
    Like with using controls systems, maybe we can explain in more thorough detail also. Especially if we are thinking lean sigma to standardize the methods. Well, there may be linear mathematical associations where we can interpolate or extrapolate… there may be non-linear associations where we require more advanced algorithms to process the data memories to find the association equation.

    Genetic Algorithms? Neural Networks? Partial Least Squares? Hierarchical Cluster Analysis?

    What are the more complex algorithms to associate the memories and output the valid predicted repeatable observation in an accurate, precise, linear (or non-linear) robust way for the defined range and limits of detection?

    Maybe the exact brain process isn’t goin to be demonstrated to the masses? Or will the process in detail be decoded in the AC and DC ways and means? Like in the book, The Body Electric by Dr. Robert O Becker et.al…. there is a predictable system that performs the controls work like a Process Logic Controller does with large industrial machines.

      1. yup, pretty much. we do what we can to keep the modules as close to $10 ea. as possible, but we need to include accessories and packaging and distributor margin (someday). And profit. We are a for-profit company and need to pay salaries.

        for what it’s worth, our cost driver is connectors — the JST GH (not Molex as suggested above..) are tough to get below $0.17 ea. in multi-reel quantity, and their width ends up defining the PCB size in many cases (with a corresponding cost increase there, too). But the GH has survived many tests where others failed — resistance (over 10x the mfr recommended spec), usability by 10-year-olds, etc.

- **Requirement**: Please pick up the comment thread on learning algorithms and module costs above and write what comes after its last sentence.

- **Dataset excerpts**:
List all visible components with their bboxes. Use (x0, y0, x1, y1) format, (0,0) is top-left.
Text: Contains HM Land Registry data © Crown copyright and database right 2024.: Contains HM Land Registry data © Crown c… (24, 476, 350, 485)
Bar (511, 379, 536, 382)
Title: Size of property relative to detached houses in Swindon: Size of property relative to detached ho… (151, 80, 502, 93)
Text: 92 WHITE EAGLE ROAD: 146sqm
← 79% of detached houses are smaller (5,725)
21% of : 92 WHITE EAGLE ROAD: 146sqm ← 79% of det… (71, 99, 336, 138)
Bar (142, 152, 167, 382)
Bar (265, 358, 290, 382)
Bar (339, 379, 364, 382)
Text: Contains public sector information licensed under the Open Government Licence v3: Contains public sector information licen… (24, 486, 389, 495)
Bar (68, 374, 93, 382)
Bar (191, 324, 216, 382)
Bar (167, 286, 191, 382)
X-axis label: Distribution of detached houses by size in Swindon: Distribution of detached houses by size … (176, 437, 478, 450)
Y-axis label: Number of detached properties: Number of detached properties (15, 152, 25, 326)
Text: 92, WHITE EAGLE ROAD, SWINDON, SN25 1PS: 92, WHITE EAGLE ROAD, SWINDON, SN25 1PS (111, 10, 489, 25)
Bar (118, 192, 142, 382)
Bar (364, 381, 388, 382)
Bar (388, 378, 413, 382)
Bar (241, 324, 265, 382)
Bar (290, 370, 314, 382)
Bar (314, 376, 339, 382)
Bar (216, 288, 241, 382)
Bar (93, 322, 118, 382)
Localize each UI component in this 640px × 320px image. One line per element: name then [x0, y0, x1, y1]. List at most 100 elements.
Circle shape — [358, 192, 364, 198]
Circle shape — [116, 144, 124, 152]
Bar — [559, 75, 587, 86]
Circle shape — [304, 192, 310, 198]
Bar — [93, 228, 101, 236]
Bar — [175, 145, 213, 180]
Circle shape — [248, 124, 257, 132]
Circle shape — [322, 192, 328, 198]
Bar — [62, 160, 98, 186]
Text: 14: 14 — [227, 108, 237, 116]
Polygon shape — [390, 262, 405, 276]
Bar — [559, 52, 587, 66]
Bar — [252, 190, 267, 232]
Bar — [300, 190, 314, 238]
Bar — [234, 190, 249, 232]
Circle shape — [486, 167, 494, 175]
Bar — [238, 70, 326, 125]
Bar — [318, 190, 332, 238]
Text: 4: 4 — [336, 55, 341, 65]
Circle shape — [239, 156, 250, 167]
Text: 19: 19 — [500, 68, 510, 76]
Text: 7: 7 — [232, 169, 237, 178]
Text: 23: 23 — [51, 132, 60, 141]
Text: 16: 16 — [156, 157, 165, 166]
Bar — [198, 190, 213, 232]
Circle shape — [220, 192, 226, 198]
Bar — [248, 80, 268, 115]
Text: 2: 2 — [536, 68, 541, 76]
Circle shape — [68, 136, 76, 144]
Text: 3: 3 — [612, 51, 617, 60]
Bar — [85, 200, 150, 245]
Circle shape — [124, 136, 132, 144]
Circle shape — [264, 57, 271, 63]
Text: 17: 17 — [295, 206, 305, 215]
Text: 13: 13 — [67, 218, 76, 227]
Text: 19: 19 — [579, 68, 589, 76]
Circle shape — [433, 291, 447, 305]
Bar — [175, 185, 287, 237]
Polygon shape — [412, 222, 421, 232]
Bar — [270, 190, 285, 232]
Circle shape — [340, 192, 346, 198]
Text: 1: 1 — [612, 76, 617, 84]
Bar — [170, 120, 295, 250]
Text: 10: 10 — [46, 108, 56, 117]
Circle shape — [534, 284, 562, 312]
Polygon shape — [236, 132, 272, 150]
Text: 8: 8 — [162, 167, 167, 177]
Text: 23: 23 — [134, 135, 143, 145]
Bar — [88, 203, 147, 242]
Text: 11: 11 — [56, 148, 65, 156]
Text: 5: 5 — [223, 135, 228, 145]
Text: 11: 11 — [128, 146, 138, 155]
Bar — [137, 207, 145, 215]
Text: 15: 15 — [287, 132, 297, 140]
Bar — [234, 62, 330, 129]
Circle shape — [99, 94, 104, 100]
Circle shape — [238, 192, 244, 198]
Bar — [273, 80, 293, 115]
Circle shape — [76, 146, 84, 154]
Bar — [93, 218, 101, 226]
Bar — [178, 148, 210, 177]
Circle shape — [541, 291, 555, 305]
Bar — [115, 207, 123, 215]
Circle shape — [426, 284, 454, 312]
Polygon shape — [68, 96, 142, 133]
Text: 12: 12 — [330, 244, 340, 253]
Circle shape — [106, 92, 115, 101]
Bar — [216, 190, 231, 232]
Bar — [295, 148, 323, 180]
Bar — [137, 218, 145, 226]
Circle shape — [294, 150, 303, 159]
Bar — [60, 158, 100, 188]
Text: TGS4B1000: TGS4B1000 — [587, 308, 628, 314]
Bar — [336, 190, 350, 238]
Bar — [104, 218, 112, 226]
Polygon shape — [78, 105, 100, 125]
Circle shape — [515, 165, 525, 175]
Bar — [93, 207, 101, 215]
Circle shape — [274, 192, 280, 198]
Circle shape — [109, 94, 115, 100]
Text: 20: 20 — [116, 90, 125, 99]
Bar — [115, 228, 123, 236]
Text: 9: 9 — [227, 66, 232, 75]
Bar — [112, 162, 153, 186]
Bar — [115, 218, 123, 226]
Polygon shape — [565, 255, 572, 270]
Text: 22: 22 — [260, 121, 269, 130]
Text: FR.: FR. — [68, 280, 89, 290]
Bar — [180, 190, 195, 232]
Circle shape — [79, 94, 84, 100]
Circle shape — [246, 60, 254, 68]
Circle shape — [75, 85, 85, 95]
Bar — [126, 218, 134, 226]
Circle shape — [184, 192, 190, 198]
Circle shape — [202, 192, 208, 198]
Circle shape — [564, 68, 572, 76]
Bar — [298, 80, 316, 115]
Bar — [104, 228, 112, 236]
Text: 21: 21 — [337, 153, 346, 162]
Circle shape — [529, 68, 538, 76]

- **The answer**:
        I would also suggest that our modules actually aren’t that expensive compared to other modular toys on the market. Our advanced NID kit has 23 distinct boards with 32-bit ARM processors and costs $299. Most hardware companies don’t give you two dozen tiny computers in a box.

        … and finally.. if they’re too expensive for you, please grab our KiCad files and go make your own. the STM32L0 on each module lacks a ground pad, so you can easily hand-solder a bunch of NeuroBytes yourself. I’ll even loan you my crimper if you pick it up in Minneapolis…

        1. You’re based in Minneapolis? Have you ever looked into the Twin Cities Robotics Group. They meet third Thursdays at the Hack Factory in Minneapolis, and sometimes do additional meets outside the Hack Factory. Maybe you can get some word out that way? Can’t hurt.

  2. Interesting toys, but the implementation has it’s limits, still useful for when you are working with people that can’t pick up concepts in a more compressed and abstract way and need play as a form of motivational reward for participating and staying focused, not the average HAD crowd. :-) As for the H part of HAD I guess you could make one of those for a couple of dollars using like a a PIC18F24K40 because it has A/D and a DAC ports? Personally I prefer to play with simulators such as logisim where the hierarchical nature of neuronal circuits is more easily managed, particularly from the scalability side of things. Then once the fundamental ideas have been understood and it is time for a project running in the real world with sensors and actuators you can fit a lot of virtual neurons on a RPi module. As for understanding how the brain works that is like saying you can learn about coastal ecosystems from a few grains of sand.

    1. I agree. This should be viewed as nothing more than an educational toy used to introduce people to the concept of neurons. Anyone who wants to get above a high school level understanding will be using other approaches (such as a PC based simulator) as that is more feasible, cost-effective, and flexible.

      1. yup, that’s absolutely true. NBs aren’t terribly sophisticated; they’re really designed to teach the basics to middle- and high-schools students. concepts like integration, thresholds, decentralized processing, etc. if you want to explore artificial NNs and so forth a computer simulation is the way to go.